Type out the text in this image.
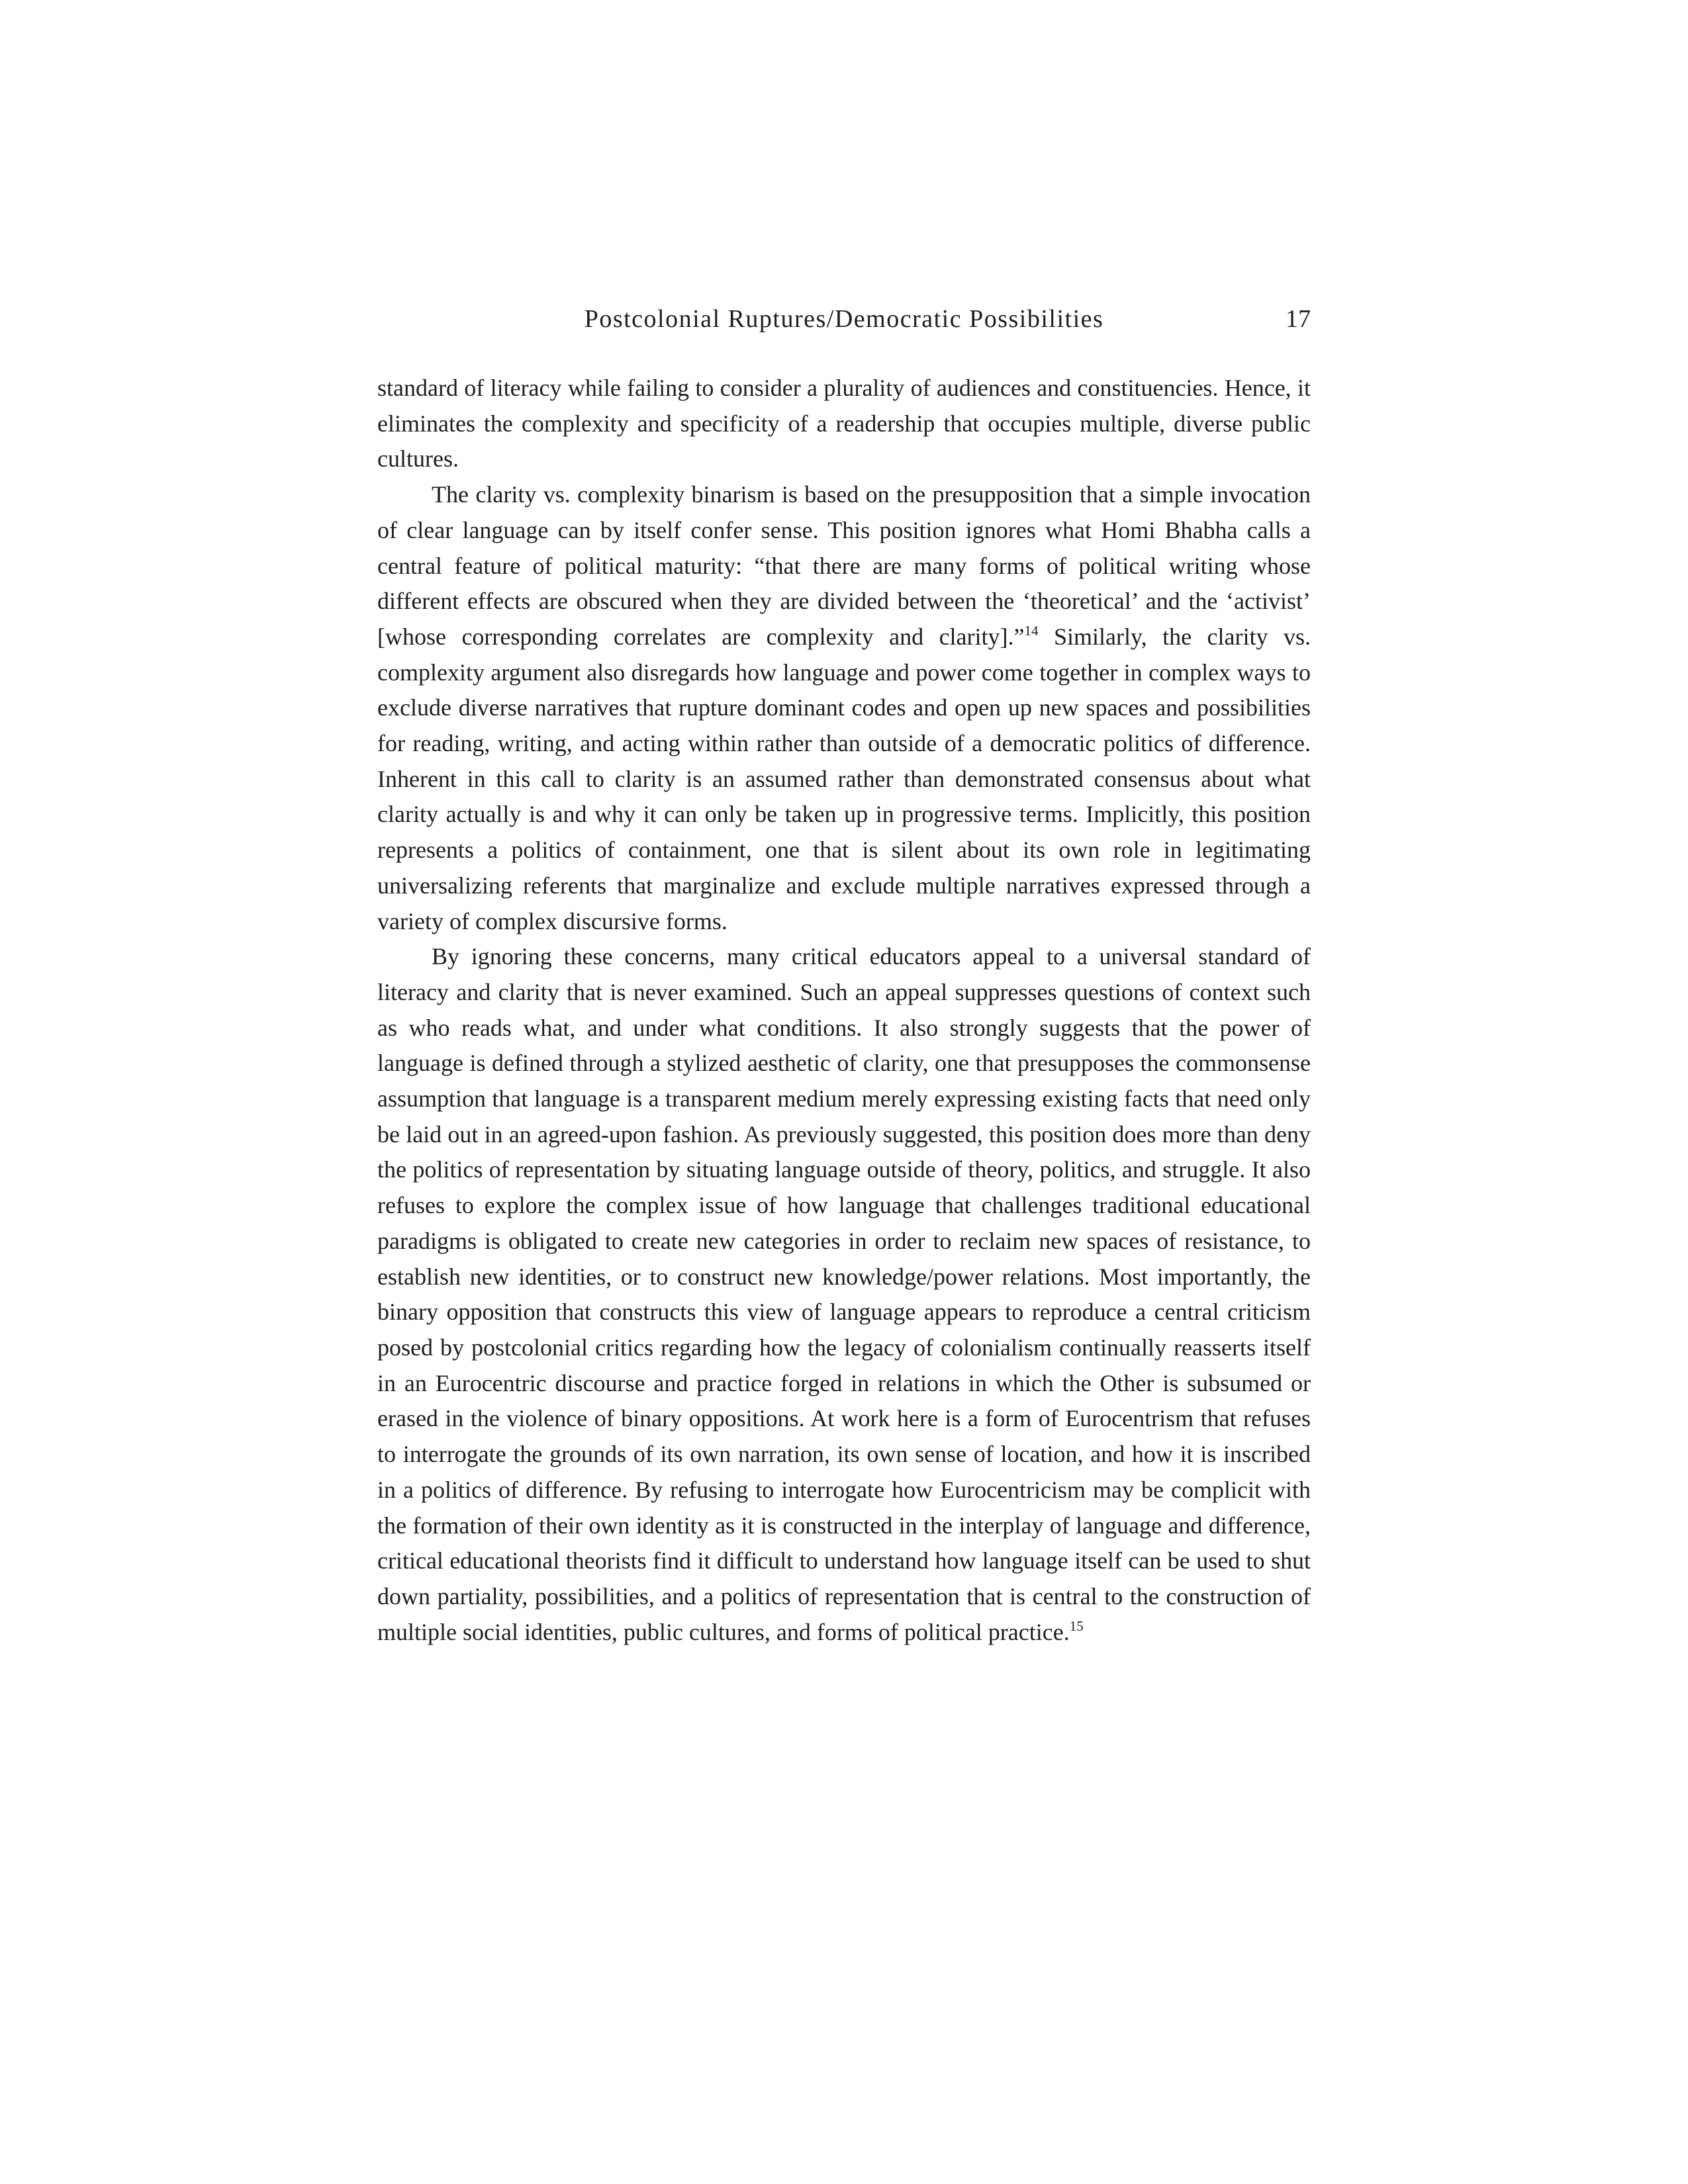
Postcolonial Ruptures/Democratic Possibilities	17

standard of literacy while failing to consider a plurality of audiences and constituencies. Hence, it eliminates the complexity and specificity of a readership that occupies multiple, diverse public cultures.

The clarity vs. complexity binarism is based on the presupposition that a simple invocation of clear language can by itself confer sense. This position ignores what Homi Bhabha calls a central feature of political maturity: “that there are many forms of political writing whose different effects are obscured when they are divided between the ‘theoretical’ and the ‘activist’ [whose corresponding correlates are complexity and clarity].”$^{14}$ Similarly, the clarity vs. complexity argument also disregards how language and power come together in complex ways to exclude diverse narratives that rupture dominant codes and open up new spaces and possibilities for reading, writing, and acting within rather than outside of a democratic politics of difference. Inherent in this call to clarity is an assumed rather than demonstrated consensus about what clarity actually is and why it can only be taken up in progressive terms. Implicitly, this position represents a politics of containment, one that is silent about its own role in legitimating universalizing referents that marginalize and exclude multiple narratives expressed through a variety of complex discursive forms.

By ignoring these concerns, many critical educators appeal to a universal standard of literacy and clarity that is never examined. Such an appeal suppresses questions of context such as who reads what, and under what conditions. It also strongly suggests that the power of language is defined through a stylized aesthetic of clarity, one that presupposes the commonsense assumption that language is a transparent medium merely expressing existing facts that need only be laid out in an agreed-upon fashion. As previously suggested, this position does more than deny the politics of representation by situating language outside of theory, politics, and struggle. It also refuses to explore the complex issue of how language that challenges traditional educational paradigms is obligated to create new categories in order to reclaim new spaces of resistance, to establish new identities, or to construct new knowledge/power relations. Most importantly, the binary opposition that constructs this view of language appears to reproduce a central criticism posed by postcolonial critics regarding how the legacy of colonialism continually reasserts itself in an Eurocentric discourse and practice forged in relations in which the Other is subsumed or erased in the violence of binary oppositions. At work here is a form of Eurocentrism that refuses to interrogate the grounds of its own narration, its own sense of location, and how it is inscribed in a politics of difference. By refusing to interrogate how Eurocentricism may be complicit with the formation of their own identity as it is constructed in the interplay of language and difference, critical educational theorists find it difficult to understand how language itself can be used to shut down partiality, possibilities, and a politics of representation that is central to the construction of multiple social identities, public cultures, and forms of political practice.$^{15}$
··········
Exercise details:
Retype all the records shown above, character for character. Omit every picture.

Solution:
Type out the text in this image.
Postcolonial Ruptures/Democratic Possibilities	17

standard of literacy while failing to consider a plurality of audiences and constituencies. Hence, it eliminates the complexity and specificity of a readership that occupies multiple, diverse public cultures.

The clarity vs. complexity binarism is based on the presupposition that a simple invocation of clear language can by itself confer sense. This position ignores what Homi Bhabha calls a central feature of political maturity: “that there are many forms of political writing whose different effects are obscured when they are divided between the ‘theoretical’ and the ‘activist’ [whose corresponding correlates are complexity and clarity].”$^{14}$ Similarly, the clarity vs. complexity argument also disregards how language and power come together in complex ways to exclude diverse narratives that rupture dominant codes and open up new spaces and possibilities for reading, writing, and acting within rather than outside of a democratic politics of difference. Inherent in this call to clarity is an assumed rather than demonstrated consensus about what clarity actually is and why it can only be taken up in progressive terms. Implicitly, this position represents a politics of containment, one that is silent about its own role in legitimating universalizing referents that marginalize and exclude multiple narratives expressed through a variety of complex discursive forms.

By ignoring these concerns, many critical educators appeal to a universal standard of literacy and clarity that is never examined. Such an appeal suppresses questions of context such as who reads what, and under what conditions. It also strongly suggests that the power of language is defined through a stylized aesthetic of clarity, one that presupposes the commonsense assumption that language is a transparent medium merely expressing existing facts that need only be laid out in an agreed-upon fashion. As previously suggested, this position does more than deny the politics of representation by situating language outside of theory, politics, and struggle. It also refuses to explore the complex issue of how language that challenges traditional educational paradigms is obligated to create new categories in order to reclaim new spaces of resistance, to establish new identities, or to construct new knowledge/power relations. Most importantly, the binary opposition that constructs this view of language appears to reproduce a central criticism posed by postcolonial critics regarding how the legacy of colonialism continually reasserts itself in an Eurocentric discourse and practice forged in relations in which the Other is subsumed or erased in the violence of binary oppositions. At work here is a form of Eurocentrism that refuses to interrogate the grounds of its own narration, its own sense of location, and how it is inscribed in a politics of difference. By refusing to interrogate how Eurocentricism may be complicit with the formation of their own identity as it is constructed in the interplay of language and difference, critical educational theorists find it difficult to understand how language itself can be used to shut down partiality, possibilities, and a politics of representation that is central to the construction of multiple social identities, public cultures, and forms of political practice.$^{15}$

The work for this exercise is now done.